I don't think Jesse is about to become a computer "nerd," but I do think that computers will be a tool that he is able to use. For a couple of years now, Susan and I have been doing our writing in front of a computer video screen, and now Jesse is joining us in that adult world.
I began this chapter by noting that the artificial-assignment writing model that is common in the schools often does not work at home. It usually does not work well in the schools either. The best writing teachers have argued for years that these sort of assignments do not develop a love for writing in the student. Recently, Susan wrote about Write From the Start by Donald Graves and Virginia Stuart which advocates a different approach to writing in the schools and at home...
Kids can write, right from the start, at whatever point they are at. We don't have to wait until they are perfect spellers, understand all punctuation and capitalization rules, know about paragraphing format, or know nouns from verbs. They don't even need to know all of the alphabet letters, or both upper and lower case. Kids can begin writing NOW -- but they can't begin writing RIGHT right from the start. Too many children, teachers, and probably parents, feel kids can't write because their writing is incorrectly spelled, is too slow, too wrong in every way. They are criticized immediately to a jolting silent halt.
In Write From the Start, Donald Graves and Virginia Stuart start kids writing, at whatever level the kids are at. They urge us to trust kids to be able to come up with ideas for writing THEMSELVES. Our role is not to rack our brains thinking up clever and cute story-starters and motivations and "tricks" but rather to be colleagues for our children, respect their efforts, help them talk about the writing process, and show them what the usually hidden writing process can be like. In John Holt's phrase, give kids access to the world of writing.
In a chapter called "Wrong from the Start," the book has a great expose of writing as it is usually taught in schools. It argues that kids spend all their time in most schools PREPARING to write -- doing fill-in-the-blank exercises about vocabulary, circling the correct multiple choice answer about punctuation, or merely copying a sentence or two from the blackboard or workbook. If the students do actually write something, it is immediately judged, marked up with red pencil, graded -- then tossed out. The child is not given the time and support to work through several drafts himself, to find his real writers' voice, to find what it is he really wants to say. He is not given a real audience for his work, a real purpose. Just assignments, just bits and pieces. Just "getting ready."
In contrast, Graves and Stuart offer concrete vignettes of many children of all ages, at home and at school, who are feeling like writers and who are writing a lot, almost every day. These parts of the book are great to read aloud. They helped our kids see how other kids' writing can change and grow over time. Perhaps kids who balk at writing, who writhe and squirm away from it, who seem to insist on being perfectionists (therefore they can't and won't try), may just have no sense of the process ALL writers go through. They don't yet write themselves, and they see only the finished, magically perfect, printed-up versions of other people's writing.

## Exercise description:
Answer these questions from the passage on teaching children to write:
1. For how long have Susan and the writer been writing in front of a computer video screen?
2. Who wrote Write From the Start?
3. What is the title of the chapter that exposes how writing is usually taught in schools?
These items have nothing to do with the passage on teaching children to write.

## Extracted records:
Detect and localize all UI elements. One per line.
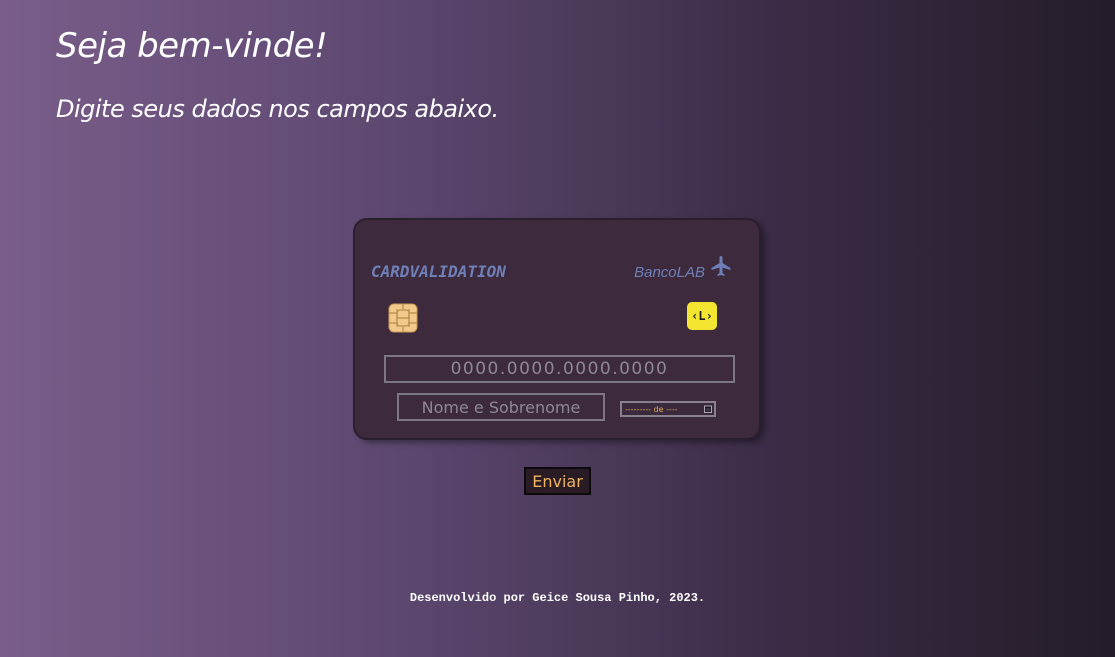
expiry-date-placeholder: --------- de ---- <box>625 404 678 414</box>
calendar-icon[interactable] <box>704 405 712 413</box>
expiry-date-input[interactable]: --------- de ---- <box>620 401 716 417</box>
page-subtitle: Digite seus dados nos campos abaixo. <box>56 95 499 123</box>
cardholder-name-input[interactable] <box>397 393 605 421</box>
credit-card: CARDVALIDATION BancoLAB ‹L› --------- de… <box>353 218 761 440</box>
page-title: Seja bem-vinde! <box>56 26 328 66</box>
footer-credit: Desenvolvido por Geice Sousa Pinho, 2023… <box>409 591 706 605</box>
bank-name: BancoLAB <box>634 264 705 281</box>
submit-button[interactable]: Enviar <box>524 467 591 495</box>
card-number-input[interactable] <box>384 355 735 383</box>
card-logo-badge: ‹L› <box>687 302 717 330</box>
card-brand-name: CARDVALIDATION <box>371 262 506 281</box>
airplane-icon <box>711 256 731 276</box>
chip-icon <box>388 303 418 333</box>
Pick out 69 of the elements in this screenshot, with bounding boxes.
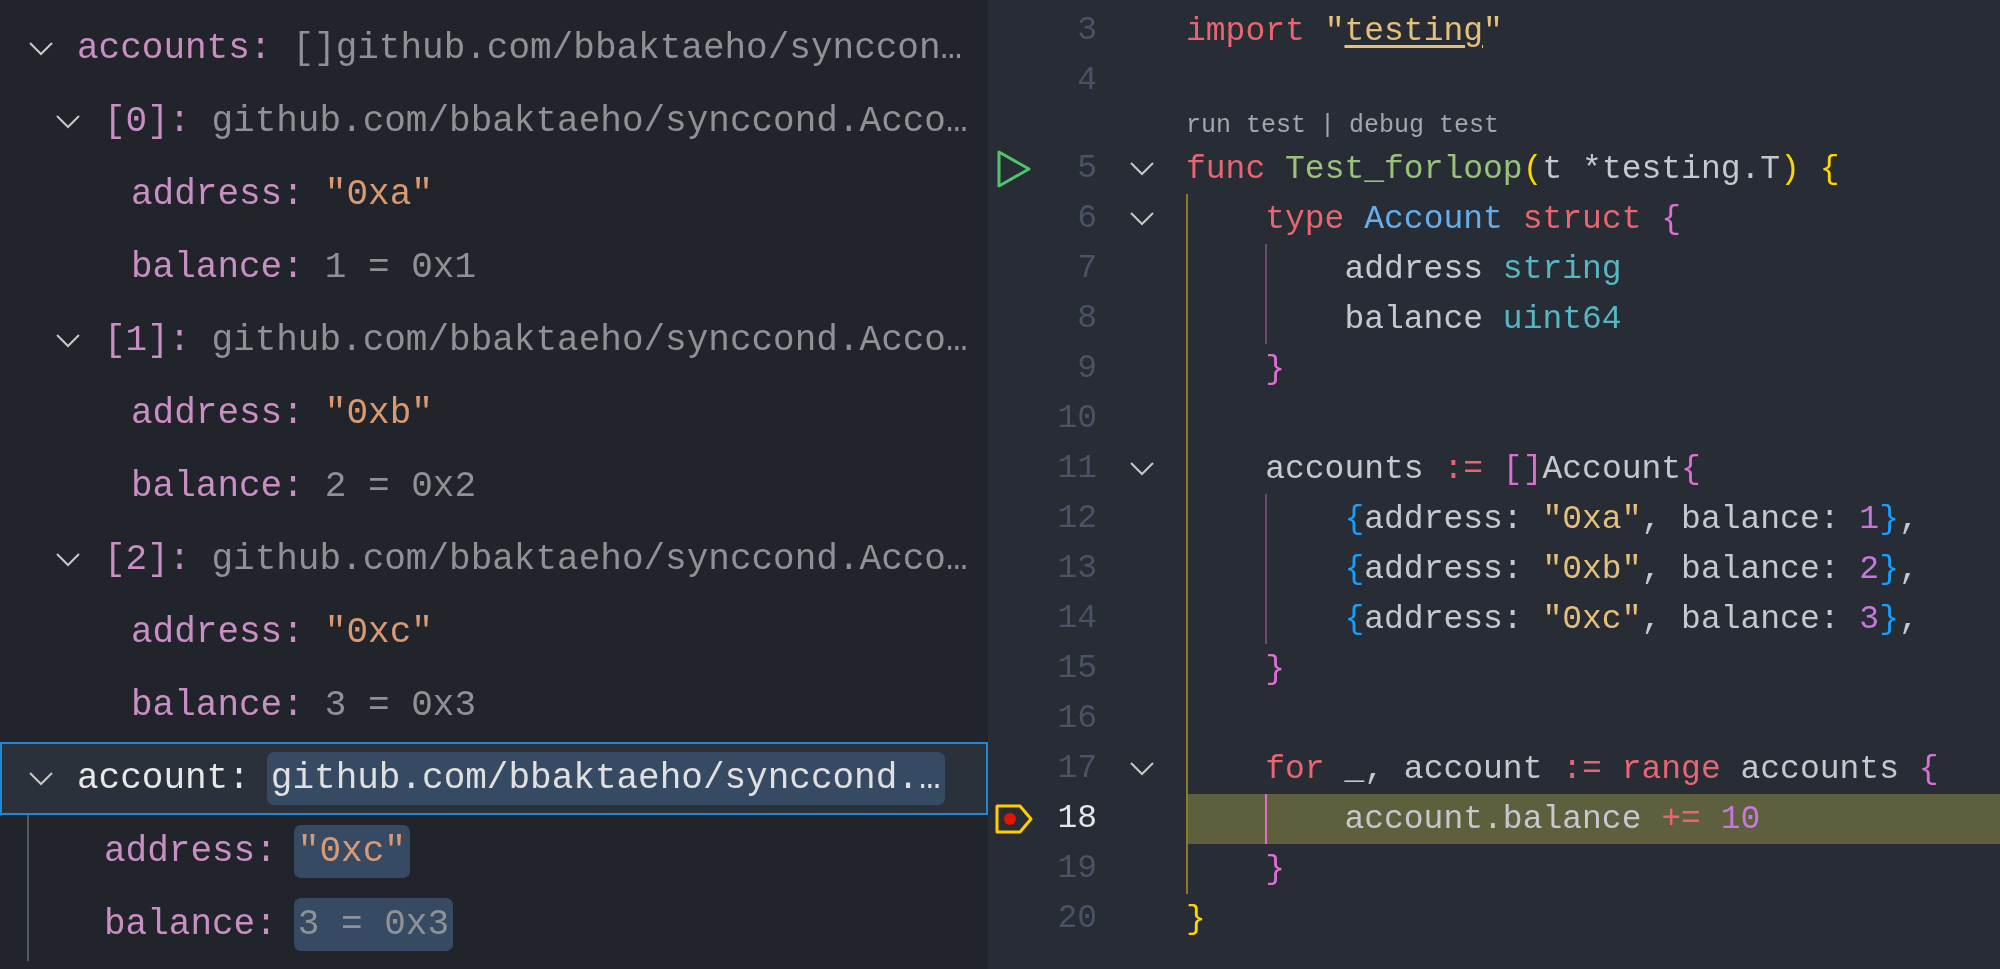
variable-value: 1 = 0x1 bbox=[324, 246, 477, 290]
code-line: {address: "0xb", balance: 2}, bbox=[1344, 550, 1919, 588]
chevron-down-icon[interactable] bbox=[55, 113, 81, 130]
code-line: accounts := []Account{ bbox=[1265, 450, 1701, 488]
variable-value: github.com/bbaktaeho/synccond.Acco… bbox=[211, 319, 968, 363]
variable-row[interactable]: balance: 2 = 0x2 bbox=[0, 450, 988, 523]
code-line: } bbox=[1265, 350, 1285, 388]
variable-row[interactable]: address: "0xc" bbox=[0, 815, 988, 888]
run-icon[interactable] bbox=[996, 149, 1032, 189]
chevron-down-icon[interactable] bbox=[1128, 761, 1155, 777]
variable-name: account: bbox=[77, 758, 250, 799]
variable-value: []github.com/bbaktaeho/synccon… bbox=[292, 27, 963, 71]
code-line: address string bbox=[1344, 250, 1622, 288]
code-line: } bbox=[1265, 650, 1285, 688]
line-number: 18 bbox=[1056, 799, 1097, 839]
variable-name: balance: bbox=[131, 247, 304, 288]
chevron-down-icon[interactable] bbox=[1128, 461, 1155, 477]
separator: | bbox=[1320, 110, 1336, 140]
variable-name: address: bbox=[131, 174, 304, 215]
variable-row[interactable]: [0]: github.com/bbaktaeho/synccond.Acco… bbox=[0, 85, 988, 158]
variable-row[interactable]: account: github.com/bbaktaeho/synccond.… bbox=[0, 742, 988, 815]
variable-value: 3 = 0x3 bbox=[324, 684, 477, 728]
variable-value: "0xa" bbox=[324, 173, 433, 217]
variable-row[interactable]: address: "0xb" bbox=[0, 377, 988, 450]
variable-name: balance: bbox=[104, 904, 277, 945]
variable-name: [2]: bbox=[104, 539, 191, 580]
codelens-link[interactable]: debug test bbox=[1349, 110, 1500, 140]
code-line: } bbox=[1265, 850, 1285, 888]
variable-row[interactable]: address: "0xc" bbox=[0, 596, 988, 669]
variable-row[interactable]: [1]: github.com/bbaktaeho/synccond.Acco… bbox=[0, 304, 988, 377]
variable-value: github.com/bbaktaeho/synccond.… bbox=[266, 752, 945, 805]
variable-row[interactable]: balance: 3 = 0x3 bbox=[0, 888, 988, 961]
chevron-down-icon[interactable] bbox=[1128, 211, 1155, 227]
variable-name: address: bbox=[104, 831, 277, 872]
variable-value: "0xc" bbox=[293, 825, 410, 878]
variable-row[interactable]: balance: 3 = 0x3 bbox=[0, 669, 988, 742]
chevron-down-icon[interactable] bbox=[28, 40, 54, 57]
variable-row[interactable]: balance: 1 = 0x1 bbox=[0, 231, 988, 304]
variable-value: "0xc" bbox=[324, 611, 433, 655]
chevron-down-icon[interactable] bbox=[1128, 161, 1155, 177]
chevron-down-icon[interactable] bbox=[55, 332, 81, 349]
code-line: balance uint64 bbox=[1344, 300, 1622, 338]
variable-name: balance: bbox=[131, 466, 304, 507]
code-line: } bbox=[1186, 900, 1206, 938]
variable-row[interactable]: address: "0xa" bbox=[0, 158, 988, 231]
variable-row[interactable]: [2]: github.com/bbaktaeho/synccond.Acco… bbox=[0, 523, 988, 596]
variable-name: address: bbox=[131, 393, 304, 434]
code-line: import "testing" bbox=[1186, 12, 1503, 50]
code-line: func Test_forloop(t *testing.T) { bbox=[1186, 150, 1840, 188]
variable-name: address: bbox=[131, 612, 304, 653]
variable-value: "0xb" bbox=[324, 392, 433, 436]
variable-name: [0]: bbox=[104, 101, 191, 142]
code-line: {address: "0xa", balance: 1}, bbox=[1344, 500, 1919, 538]
code-line: account.balance += 10 bbox=[1344, 800, 1761, 838]
code-line: type Account struct { bbox=[1265, 200, 1682, 238]
variable-value: 3 = 0x3 bbox=[293, 898, 454, 951]
variable-name: accounts: bbox=[77, 28, 272, 69]
code-line: {address: "0xc", balance: 3}, bbox=[1344, 600, 1919, 638]
variable-row[interactable]: accounts: []github.com/bbaktaeho/synccon… bbox=[0, 12, 988, 85]
variable-value: github.com/bbaktaeho/synccond.Acco… bbox=[211, 100, 968, 144]
variable-value: github.com/bbaktaeho/synccond.Acco… bbox=[211, 538, 968, 582]
variable-value: 2 = 0x2 bbox=[324, 465, 477, 509]
breakpoint-frame-icon[interactable] bbox=[994, 803, 1034, 835]
variable-name: [1]: bbox=[104, 320, 191, 361]
variable-name: balance: bbox=[131, 685, 304, 726]
codelens-link[interactable]: run test bbox=[1186, 110, 1307, 140]
chevron-down-icon[interactable] bbox=[28, 770, 54, 787]
code-line: for _, account := range accounts { bbox=[1265, 750, 1939, 788]
chevron-down-icon[interactable] bbox=[55, 551, 81, 568]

## Answer to this task:
1. For a couple of years.
2. Donald Graves and Virginia Stuart.
3. "Wrong from the Start."